Select every line containing the word "JSON" from the material, and copy those lines.

──────── Working data

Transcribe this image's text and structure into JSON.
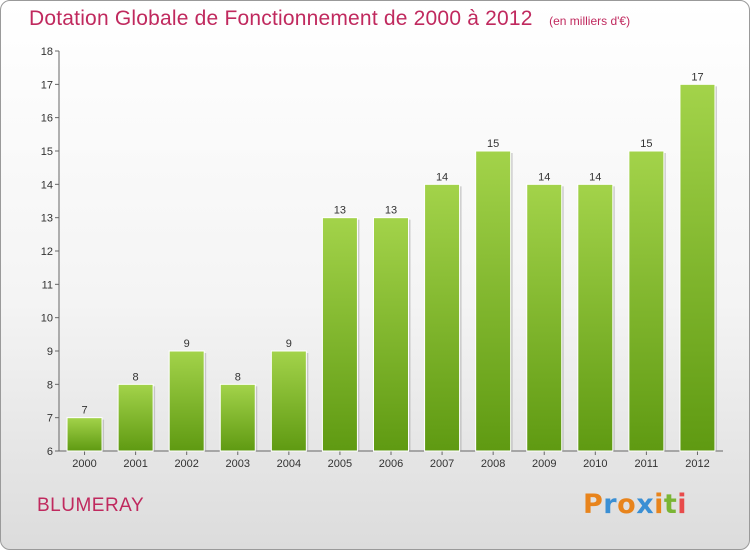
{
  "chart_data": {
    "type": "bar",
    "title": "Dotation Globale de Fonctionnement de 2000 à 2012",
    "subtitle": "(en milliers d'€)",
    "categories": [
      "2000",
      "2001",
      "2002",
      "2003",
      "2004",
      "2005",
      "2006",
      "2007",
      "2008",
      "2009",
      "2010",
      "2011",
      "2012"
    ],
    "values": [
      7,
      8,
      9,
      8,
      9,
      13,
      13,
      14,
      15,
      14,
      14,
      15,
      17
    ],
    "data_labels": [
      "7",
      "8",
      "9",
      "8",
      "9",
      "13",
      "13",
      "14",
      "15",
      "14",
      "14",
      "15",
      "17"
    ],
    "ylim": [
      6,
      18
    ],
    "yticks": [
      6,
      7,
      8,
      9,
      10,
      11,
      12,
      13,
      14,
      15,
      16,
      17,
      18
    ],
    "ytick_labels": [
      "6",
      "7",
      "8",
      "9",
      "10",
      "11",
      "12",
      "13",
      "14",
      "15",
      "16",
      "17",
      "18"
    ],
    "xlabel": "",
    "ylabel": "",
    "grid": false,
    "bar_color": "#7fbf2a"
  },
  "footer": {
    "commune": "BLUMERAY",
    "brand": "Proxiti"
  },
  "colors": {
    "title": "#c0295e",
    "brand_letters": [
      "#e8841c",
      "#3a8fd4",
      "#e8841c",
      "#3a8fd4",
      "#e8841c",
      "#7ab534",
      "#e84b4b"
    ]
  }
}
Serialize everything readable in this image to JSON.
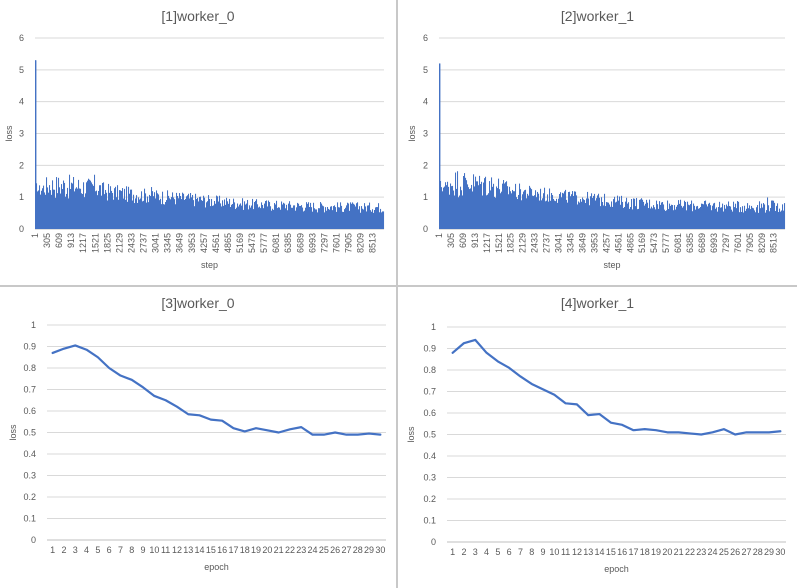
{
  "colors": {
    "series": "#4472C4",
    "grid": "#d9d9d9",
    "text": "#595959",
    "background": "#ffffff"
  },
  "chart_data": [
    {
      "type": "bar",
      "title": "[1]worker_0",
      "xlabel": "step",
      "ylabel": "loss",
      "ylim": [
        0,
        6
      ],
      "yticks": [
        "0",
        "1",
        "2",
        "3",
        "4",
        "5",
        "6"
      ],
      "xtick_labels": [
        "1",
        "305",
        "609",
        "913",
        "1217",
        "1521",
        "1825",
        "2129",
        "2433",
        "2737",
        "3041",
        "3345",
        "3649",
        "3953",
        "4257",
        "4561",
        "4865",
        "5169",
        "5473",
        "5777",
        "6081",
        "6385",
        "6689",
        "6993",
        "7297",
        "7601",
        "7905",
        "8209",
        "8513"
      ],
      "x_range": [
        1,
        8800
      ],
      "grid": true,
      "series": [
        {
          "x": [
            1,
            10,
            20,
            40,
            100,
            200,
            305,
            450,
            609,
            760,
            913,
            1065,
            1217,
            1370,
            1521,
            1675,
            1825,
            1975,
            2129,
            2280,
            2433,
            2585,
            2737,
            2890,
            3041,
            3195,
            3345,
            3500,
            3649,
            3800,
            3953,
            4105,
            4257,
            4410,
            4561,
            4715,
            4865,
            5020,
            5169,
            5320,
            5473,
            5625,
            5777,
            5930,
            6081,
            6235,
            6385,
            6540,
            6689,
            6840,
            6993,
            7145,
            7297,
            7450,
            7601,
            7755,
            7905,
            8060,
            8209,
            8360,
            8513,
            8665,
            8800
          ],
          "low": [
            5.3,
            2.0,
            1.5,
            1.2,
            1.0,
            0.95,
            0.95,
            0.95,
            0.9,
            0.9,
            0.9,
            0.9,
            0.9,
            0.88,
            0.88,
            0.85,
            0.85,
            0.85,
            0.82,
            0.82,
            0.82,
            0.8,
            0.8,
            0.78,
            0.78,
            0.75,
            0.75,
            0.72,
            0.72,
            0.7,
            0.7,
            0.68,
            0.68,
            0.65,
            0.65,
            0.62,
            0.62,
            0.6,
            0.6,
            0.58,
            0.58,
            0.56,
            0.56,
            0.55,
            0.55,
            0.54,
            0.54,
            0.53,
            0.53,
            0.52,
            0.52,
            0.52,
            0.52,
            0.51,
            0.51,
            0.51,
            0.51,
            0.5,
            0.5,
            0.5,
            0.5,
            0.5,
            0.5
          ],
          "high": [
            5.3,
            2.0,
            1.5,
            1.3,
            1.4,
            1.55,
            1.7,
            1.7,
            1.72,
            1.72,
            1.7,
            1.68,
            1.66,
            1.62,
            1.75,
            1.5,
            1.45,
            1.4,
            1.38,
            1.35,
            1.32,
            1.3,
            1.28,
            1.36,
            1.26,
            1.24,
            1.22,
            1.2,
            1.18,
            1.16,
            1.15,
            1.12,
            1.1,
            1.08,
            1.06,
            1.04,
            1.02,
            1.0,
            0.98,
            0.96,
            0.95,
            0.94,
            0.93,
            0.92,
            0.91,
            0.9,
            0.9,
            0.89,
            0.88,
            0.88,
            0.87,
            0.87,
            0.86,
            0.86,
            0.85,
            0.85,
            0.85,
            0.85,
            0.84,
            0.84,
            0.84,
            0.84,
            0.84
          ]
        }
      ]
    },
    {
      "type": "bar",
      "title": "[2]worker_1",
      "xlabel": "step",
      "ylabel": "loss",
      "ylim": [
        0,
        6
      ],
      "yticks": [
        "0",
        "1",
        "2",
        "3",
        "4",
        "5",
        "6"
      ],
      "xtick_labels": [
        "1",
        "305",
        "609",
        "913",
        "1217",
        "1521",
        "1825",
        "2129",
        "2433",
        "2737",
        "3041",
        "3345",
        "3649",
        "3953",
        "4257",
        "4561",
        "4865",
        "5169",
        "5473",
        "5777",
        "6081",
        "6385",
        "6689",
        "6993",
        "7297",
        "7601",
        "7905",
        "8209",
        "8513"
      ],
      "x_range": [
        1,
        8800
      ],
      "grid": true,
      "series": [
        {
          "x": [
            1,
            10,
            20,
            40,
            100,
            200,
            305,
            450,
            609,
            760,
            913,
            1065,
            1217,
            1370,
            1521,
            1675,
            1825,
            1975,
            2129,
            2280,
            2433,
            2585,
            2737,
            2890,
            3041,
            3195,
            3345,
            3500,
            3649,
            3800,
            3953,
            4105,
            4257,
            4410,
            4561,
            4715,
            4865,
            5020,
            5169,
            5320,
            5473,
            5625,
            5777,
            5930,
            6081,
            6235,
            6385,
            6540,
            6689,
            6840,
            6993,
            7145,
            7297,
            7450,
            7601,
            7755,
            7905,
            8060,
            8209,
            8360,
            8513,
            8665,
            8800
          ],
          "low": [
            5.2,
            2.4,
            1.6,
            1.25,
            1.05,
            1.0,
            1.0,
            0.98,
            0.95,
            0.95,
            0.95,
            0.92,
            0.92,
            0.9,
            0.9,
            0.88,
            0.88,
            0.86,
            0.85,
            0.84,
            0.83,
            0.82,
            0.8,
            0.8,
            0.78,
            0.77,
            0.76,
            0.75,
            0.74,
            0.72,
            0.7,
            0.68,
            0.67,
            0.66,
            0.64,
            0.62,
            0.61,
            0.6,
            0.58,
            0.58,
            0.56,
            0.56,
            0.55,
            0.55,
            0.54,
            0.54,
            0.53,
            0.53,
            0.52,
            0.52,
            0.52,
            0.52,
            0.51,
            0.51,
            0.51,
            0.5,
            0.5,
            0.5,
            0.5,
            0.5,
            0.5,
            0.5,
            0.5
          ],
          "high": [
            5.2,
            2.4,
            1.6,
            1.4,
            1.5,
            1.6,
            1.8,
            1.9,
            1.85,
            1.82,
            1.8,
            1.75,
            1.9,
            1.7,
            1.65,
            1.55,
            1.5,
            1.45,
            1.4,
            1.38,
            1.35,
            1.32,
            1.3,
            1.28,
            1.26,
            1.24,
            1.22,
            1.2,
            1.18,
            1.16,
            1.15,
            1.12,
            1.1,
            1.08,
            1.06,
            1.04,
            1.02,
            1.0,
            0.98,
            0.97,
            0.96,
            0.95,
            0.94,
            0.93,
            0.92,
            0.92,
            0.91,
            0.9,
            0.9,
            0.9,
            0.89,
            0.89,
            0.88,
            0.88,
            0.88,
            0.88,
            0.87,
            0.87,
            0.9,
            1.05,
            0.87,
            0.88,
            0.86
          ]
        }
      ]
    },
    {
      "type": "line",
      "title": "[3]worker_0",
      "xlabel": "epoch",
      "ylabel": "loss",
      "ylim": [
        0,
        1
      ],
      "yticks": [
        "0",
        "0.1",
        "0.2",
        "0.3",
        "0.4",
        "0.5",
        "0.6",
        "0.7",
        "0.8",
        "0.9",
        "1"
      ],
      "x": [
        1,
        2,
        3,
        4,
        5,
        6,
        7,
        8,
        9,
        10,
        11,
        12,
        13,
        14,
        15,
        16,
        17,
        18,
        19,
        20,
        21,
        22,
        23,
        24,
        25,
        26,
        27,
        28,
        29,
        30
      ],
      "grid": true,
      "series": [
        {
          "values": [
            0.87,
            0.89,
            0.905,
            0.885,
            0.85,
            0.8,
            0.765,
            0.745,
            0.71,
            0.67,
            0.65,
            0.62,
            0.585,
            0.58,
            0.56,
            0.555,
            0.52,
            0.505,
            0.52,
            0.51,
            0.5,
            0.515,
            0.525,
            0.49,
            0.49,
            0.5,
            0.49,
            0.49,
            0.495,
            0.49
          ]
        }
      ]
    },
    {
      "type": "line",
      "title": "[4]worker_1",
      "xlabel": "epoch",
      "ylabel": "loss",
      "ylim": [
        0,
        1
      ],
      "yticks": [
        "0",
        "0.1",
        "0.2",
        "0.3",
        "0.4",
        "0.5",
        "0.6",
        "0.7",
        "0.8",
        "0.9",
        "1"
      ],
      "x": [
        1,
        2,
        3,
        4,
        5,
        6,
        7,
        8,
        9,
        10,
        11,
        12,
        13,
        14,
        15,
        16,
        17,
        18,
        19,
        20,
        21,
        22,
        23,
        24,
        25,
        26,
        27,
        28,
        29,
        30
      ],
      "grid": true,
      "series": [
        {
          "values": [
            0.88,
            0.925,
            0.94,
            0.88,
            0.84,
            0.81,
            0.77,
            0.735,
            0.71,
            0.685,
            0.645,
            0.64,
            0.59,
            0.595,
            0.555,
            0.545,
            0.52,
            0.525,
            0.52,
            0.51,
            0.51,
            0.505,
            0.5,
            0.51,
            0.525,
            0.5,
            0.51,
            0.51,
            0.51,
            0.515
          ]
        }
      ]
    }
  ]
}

────────────────

Task result:
Transcribe this image's text and structure into JSON.
Serialize everything readable in this image to JSON.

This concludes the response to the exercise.